» **Your objective**: Images should be left out, and everything else in the listing reproduced exactly.

» **Recorded data**:
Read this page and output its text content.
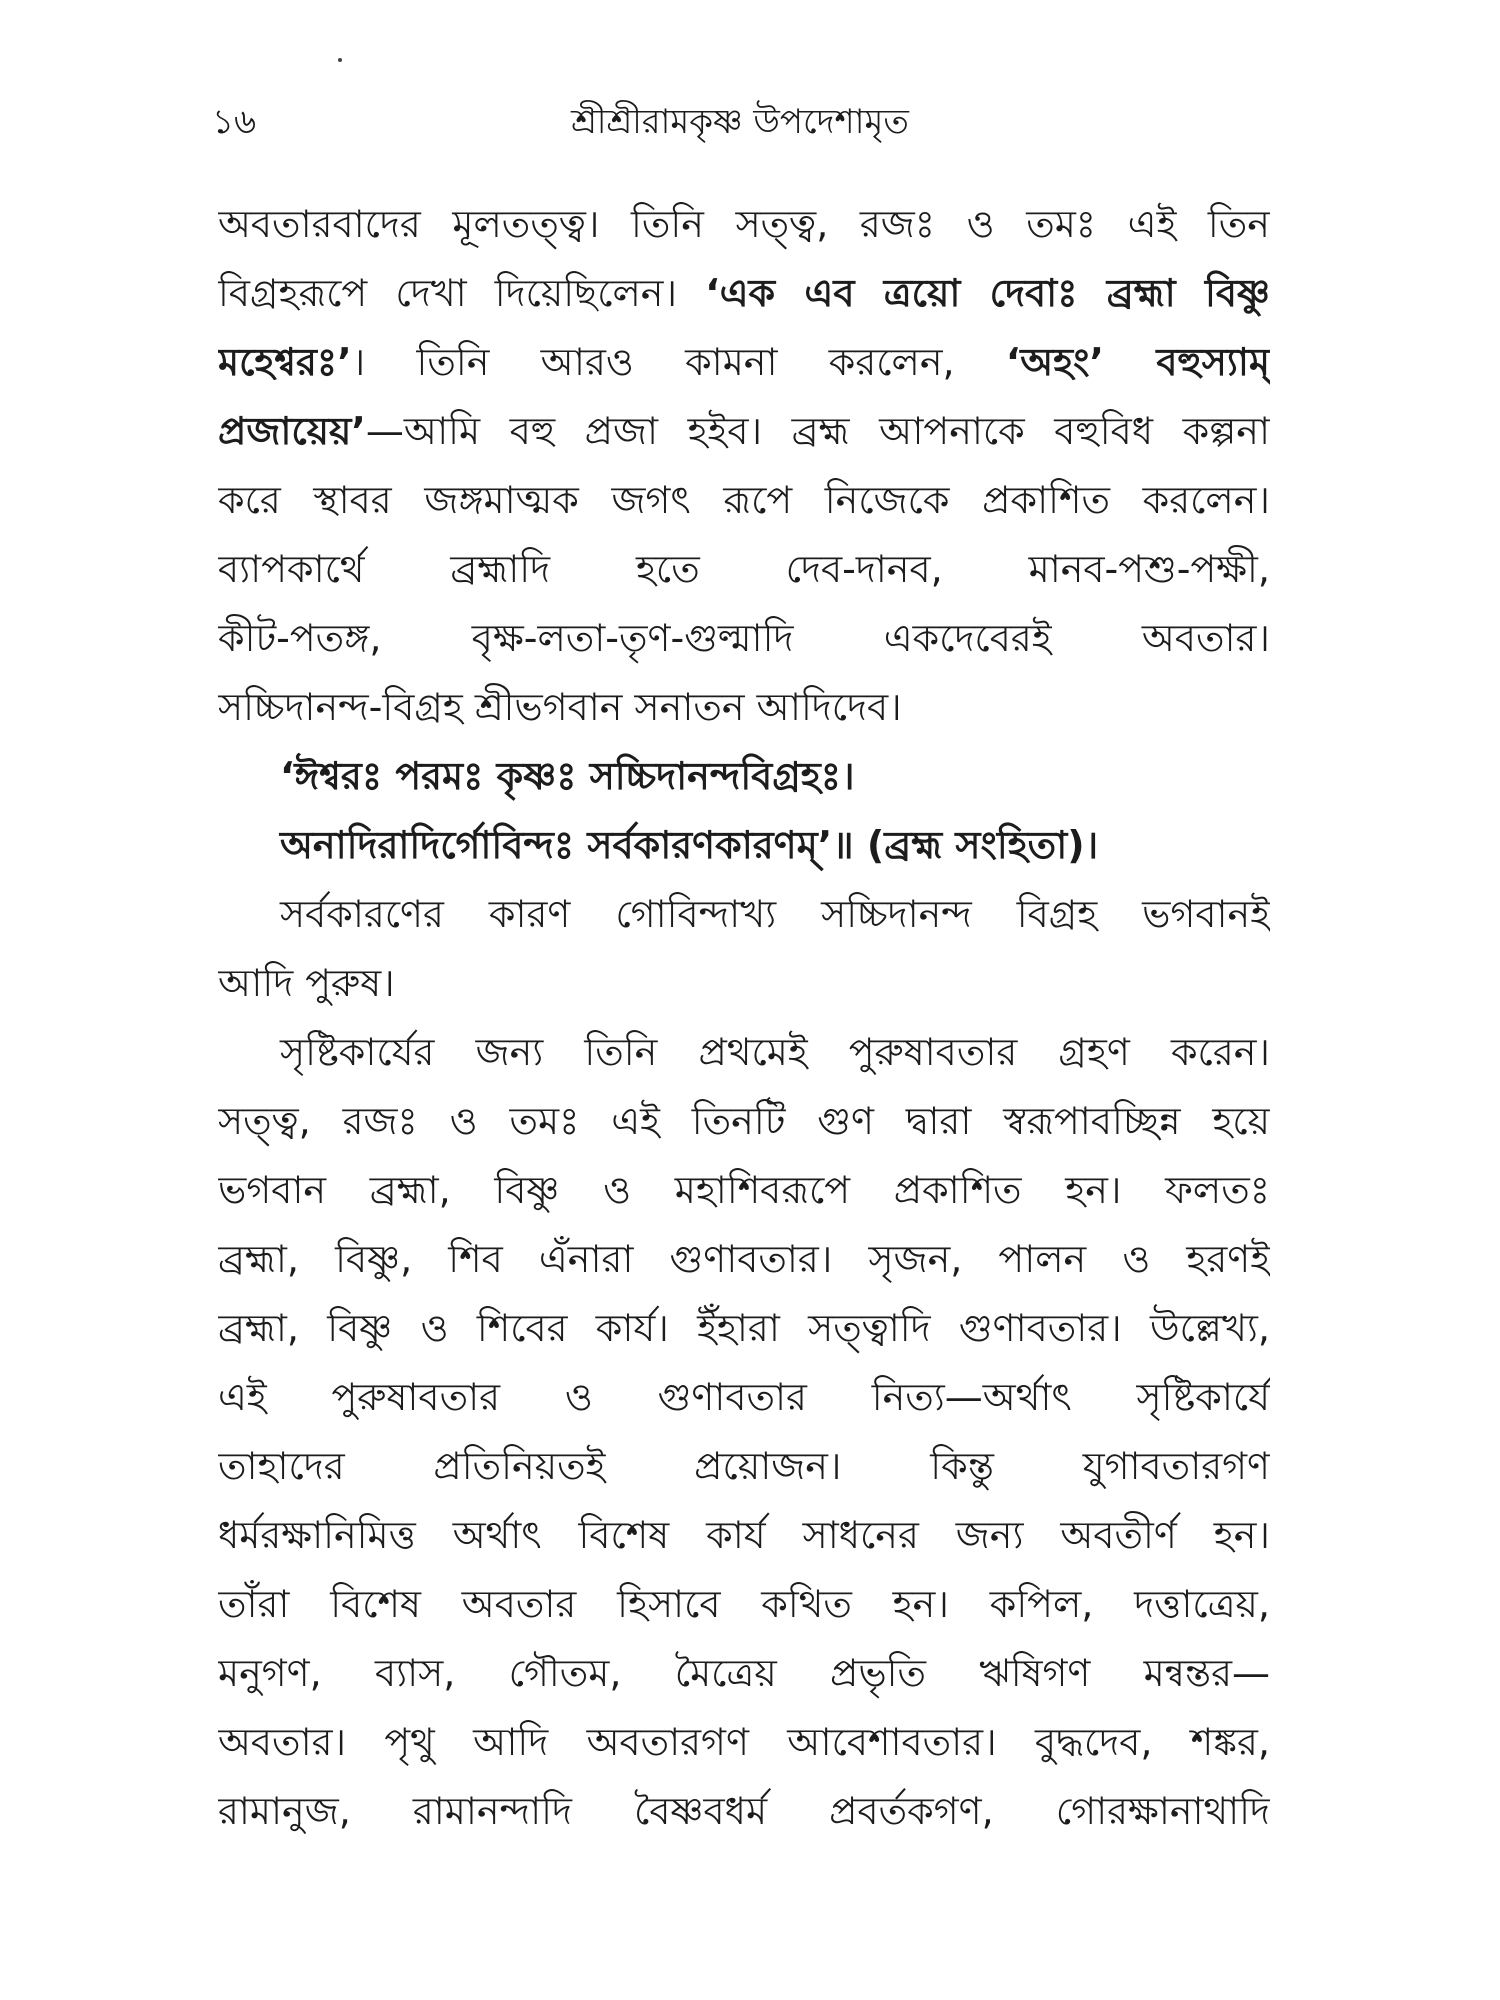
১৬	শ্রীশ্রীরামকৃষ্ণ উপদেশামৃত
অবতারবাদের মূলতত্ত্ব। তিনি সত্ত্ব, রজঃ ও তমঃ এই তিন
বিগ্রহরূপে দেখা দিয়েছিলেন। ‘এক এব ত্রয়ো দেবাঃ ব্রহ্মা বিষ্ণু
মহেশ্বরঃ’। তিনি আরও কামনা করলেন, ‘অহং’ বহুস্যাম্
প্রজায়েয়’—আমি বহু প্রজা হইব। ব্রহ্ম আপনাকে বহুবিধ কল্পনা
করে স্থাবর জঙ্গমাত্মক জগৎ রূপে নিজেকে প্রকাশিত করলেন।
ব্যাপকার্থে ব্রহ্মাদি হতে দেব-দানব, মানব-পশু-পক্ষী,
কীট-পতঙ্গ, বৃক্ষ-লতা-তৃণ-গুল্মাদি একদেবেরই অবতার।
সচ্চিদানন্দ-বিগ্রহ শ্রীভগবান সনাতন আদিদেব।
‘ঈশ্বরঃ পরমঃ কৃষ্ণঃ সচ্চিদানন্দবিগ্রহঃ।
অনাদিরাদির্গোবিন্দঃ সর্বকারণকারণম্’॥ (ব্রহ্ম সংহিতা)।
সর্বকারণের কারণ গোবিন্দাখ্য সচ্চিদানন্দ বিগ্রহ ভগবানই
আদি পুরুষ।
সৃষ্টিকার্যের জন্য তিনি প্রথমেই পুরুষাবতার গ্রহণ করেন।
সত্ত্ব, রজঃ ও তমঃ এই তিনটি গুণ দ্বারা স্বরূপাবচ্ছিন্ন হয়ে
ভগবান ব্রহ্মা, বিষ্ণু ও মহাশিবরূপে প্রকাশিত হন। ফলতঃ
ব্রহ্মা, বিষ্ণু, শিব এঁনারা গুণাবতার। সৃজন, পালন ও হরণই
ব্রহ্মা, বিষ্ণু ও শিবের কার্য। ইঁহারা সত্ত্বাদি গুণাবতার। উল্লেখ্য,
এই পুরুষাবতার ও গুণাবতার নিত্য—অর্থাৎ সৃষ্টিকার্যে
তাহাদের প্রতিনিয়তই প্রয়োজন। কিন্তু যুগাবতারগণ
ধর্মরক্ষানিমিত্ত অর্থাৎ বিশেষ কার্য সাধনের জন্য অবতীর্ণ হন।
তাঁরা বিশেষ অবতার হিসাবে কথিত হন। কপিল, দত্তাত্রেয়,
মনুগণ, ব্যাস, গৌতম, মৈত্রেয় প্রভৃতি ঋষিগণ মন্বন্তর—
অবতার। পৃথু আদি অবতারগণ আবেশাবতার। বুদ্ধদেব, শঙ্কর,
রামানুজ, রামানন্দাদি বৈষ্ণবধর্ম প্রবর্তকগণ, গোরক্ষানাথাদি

» **Response to the exercise**:
Read this page and output its text content.
১৬	শ্রীশ্রীরামকৃষ্ণ উপদেশামৃত
অবতারবাদের মূলতত্ত্ব। তিনি সত্ত্ব, রজঃ ও তমঃ এই তিন
বিগ্রহরূপে দেখা দিয়েছিলেন। ‘এক এব ত্রয়ো দেবাঃ ব্রহ্মা বিষ্ণু
মহেশ্বরঃ’। তিনি আরও কামনা করলেন, ‘অহং’ বহুস্যাম্
প্রজায়েয়’—আমি বহু প্রজা হইব। ব্রহ্ম আপনাকে বহুবিধ কল্পনা
করে স্থাবর জঙ্গমাত্মক জগৎ রূপে নিজেকে প্রকাশিত করলেন।
ব্যাপকার্থে ব্রহ্মাদি হতে দেব-দানব, মানব-পশু-পক্ষী,
কীট-পতঙ্গ, বৃক্ষ-লতা-তৃণ-গুল্মাদি একদেবেরই অবতার।
সচ্চিদানন্দ-বিগ্রহ শ্রীভগবান সনাতন আদিদেব।
‘ঈশ্বরঃ পরমঃ কৃষ্ণঃ সচ্চিদানন্দবিগ্রহঃ।
অনাদিরাদির্গোবিন্দঃ সর্বকারণকারণম্’॥ (ব্রহ্ম সংহিতা)।
সর্বকারণের কারণ গোবিন্দাখ্য সচ্চিদানন্দ বিগ্রহ ভগবানই
আদি পুরুষ।
সৃষ্টিকার্যের জন্য তিনি প্রথমেই পুরুষাবতার গ্রহণ করেন।
সত্ত্ব, রজঃ ও তমঃ এই তিনটি গুণ দ্বারা স্বরূপাবচ্ছিন্ন হয়ে
ভগবান ব্রহ্মা, বিষ্ণু ও মহাশিবরূপে প্রকাশিত হন। ফলতঃ
ব্রহ্মা, বিষ্ণু, শিব এঁনারা গুণাবতার। সৃজন, পালন ও হরণই
ব্রহ্মা, বিষ্ণু ও শিবের কার্য। ইঁহারা সত্ত্বাদি গুণাবতার। উল্লেখ্য,
এই পুরুষাবতার ও গুণাবতার নিত্য—অর্থাৎ সৃষ্টিকার্যে
তাহাদের প্রতিনিয়তই প্রয়োজন। কিন্তু যুগাবতারগণ
ধর্মরক্ষানিমিত্ত অর্থাৎ বিশেষ কার্য সাধনের জন্য অবতীর্ণ হন।
তাঁরা বিশেষ অবতার হিসাবে কথিত হন। কপিল, দত্তাত্রেয়,
মনুগণ, ব্যাস, গৌতম, মৈত্রেয় প্রভৃতি ঋষিগণ মন্বন্তর—
অবতার। পৃথু আদি অবতারগণ আবেশাবতার। বুদ্ধদেব, শঙ্কর,
রামানুজ, রামানন্দাদি বৈষ্ণবধর্ম প্রবর্তকগণ, গোরক্ষানাথাদি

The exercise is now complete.